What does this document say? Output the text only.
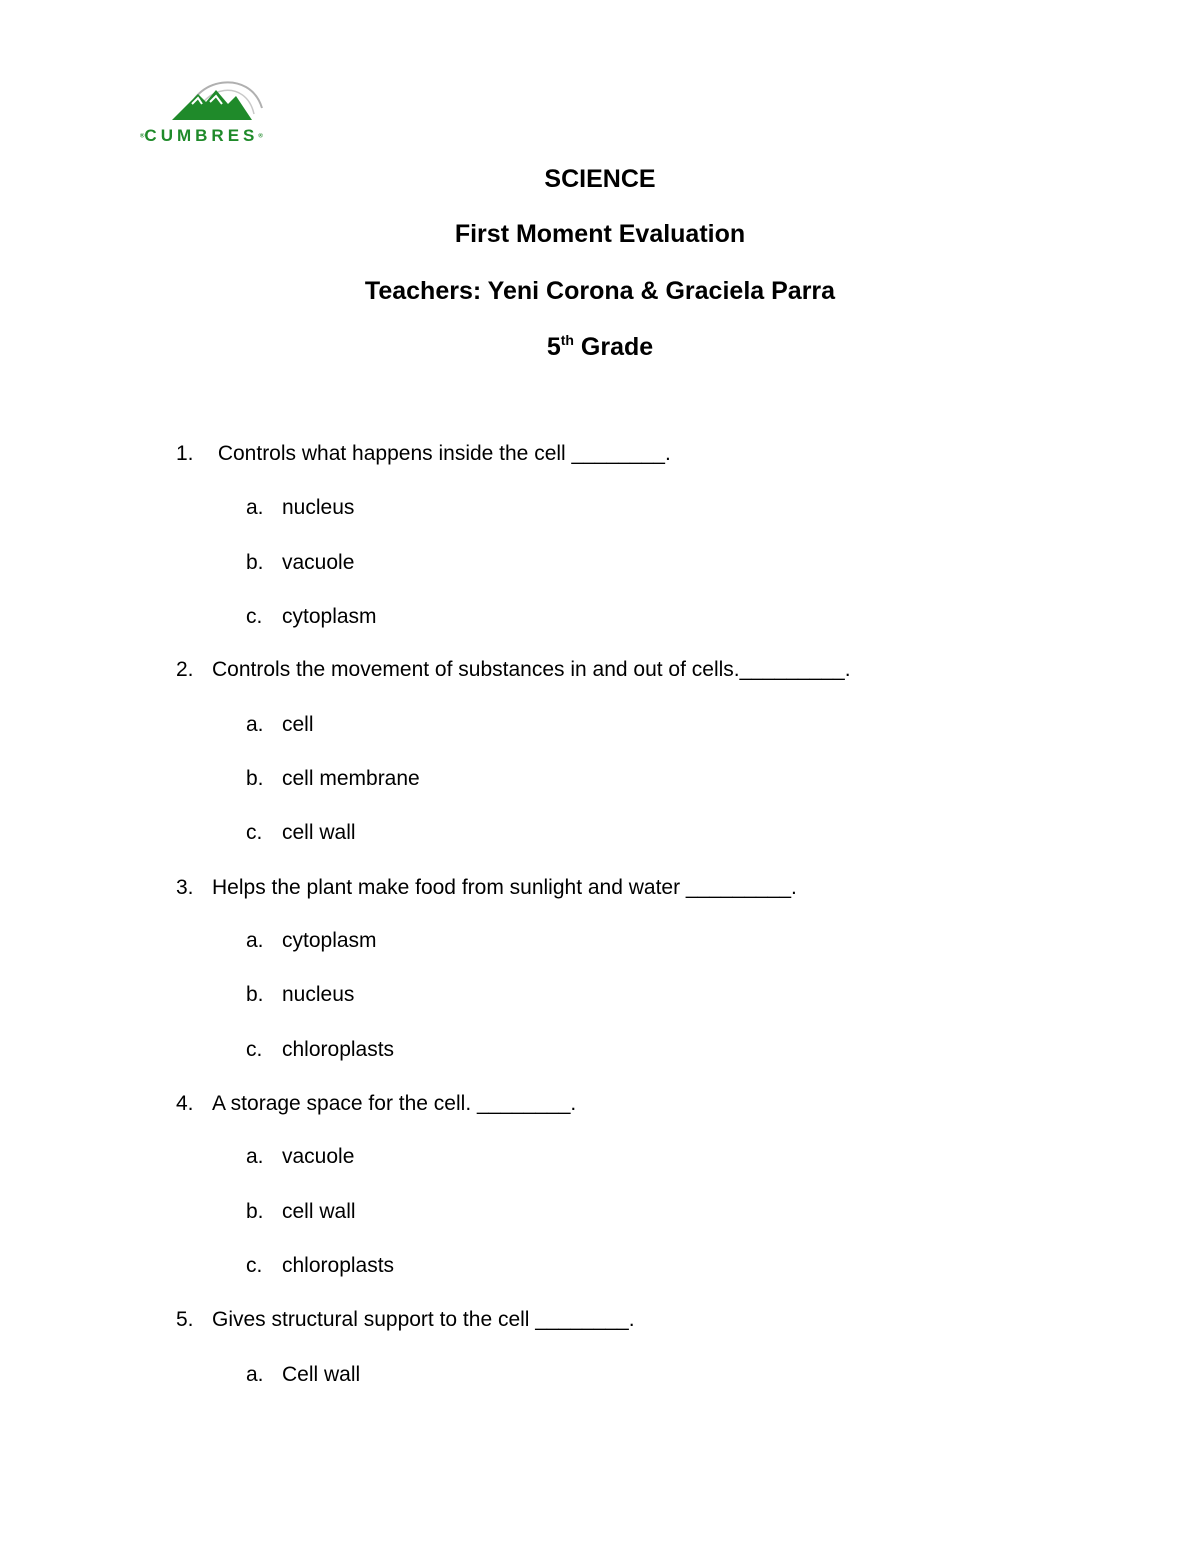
®CUMBRES®
SCIENCE
First Moment Evaluation
Teachers: Yeni Corona & Graciela Parra
5th Grade
1. Controls what happens inside the cell ________.
a. nucleus
b. vacuole
c. cytoplasm
2. Controls the movement of substances in and out of cells._________.
a. cell
b. cell membrane
c. cell wall
3. Helps the plant make food from sunlight and water _________.
a. cytoplasm
b. nucleus
c. chloroplasts
4. A storage space for the cell. ________.
a. vacuole
b. cell wall
c. chloroplasts
5. Gives structural support to the cell ________.
a. Cell wall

▶ _Prompt_
Transcribe the listing in full. Leave the pictures out.

▶ _Exercise output_
What does this document say? Output the text only.
®CUMBRES®
SCIENCE
First Moment Evaluation
Teachers: Yeni Corona & Graciela Parra
5th Grade
1. Controls what happens inside the cell ________.
a. nucleus
b. vacuole
c. cytoplasm
2. Controls the movement of substances in and out of cells._________.
a. cell
b. cell membrane
c. cell wall
3. Helps the plant make food from sunlight and water _________.
a. cytoplasm
b. nucleus
c. chloroplasts
4. A storage space for the cell. ________.
a. vacuole
b. cell wall
c. chloroplasts
5. Gives structural support to the cell ________.
a. Cell wall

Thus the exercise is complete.